Exercise brief:
Write out the data below exactly as given, without any of its pictures.

Data lines:

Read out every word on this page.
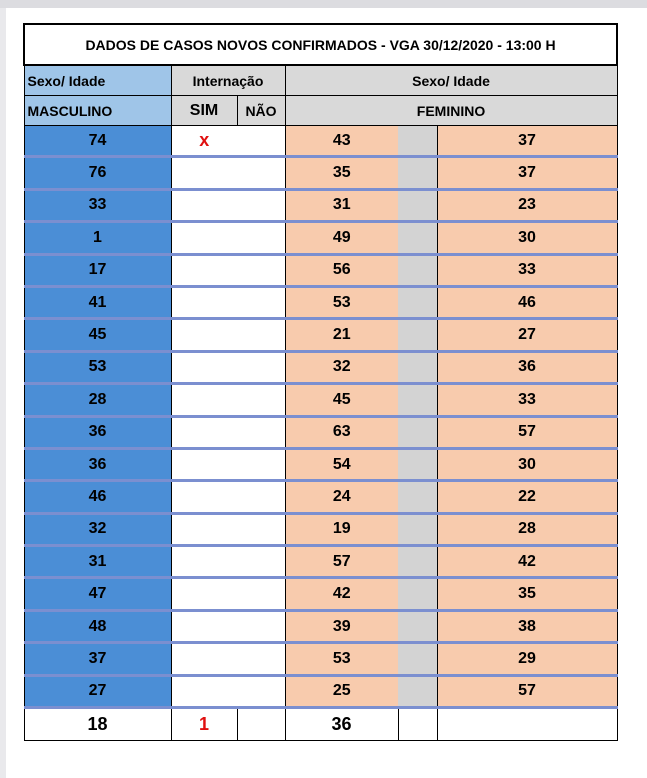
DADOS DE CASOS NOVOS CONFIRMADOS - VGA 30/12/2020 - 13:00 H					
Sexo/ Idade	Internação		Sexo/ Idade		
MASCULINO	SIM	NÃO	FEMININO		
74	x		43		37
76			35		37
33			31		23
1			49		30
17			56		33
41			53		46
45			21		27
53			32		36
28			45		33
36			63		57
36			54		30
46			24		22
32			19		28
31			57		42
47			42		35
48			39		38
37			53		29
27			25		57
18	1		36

Output for this task:
Read out every word on this page.
DADOS DE CASOS NOVOS CONFIRMADOS - VGA 30/12/2020 - 13:00 H					
Sexo/ Idade	Internação		Sexo/ Idade		
MASCULINO	SIM	NÃO	FEMININO		
74	x		43		37
76			35		37
33			31		23
1			49		30
17			56		33
41			53		46
45			21		27
53			32		36
28			45		33
36			63		57
36			54		30
46			24		22
32			19		28
31			57		42
47			42		35
48			39		38
37			53		29
27			25		57
18	1		36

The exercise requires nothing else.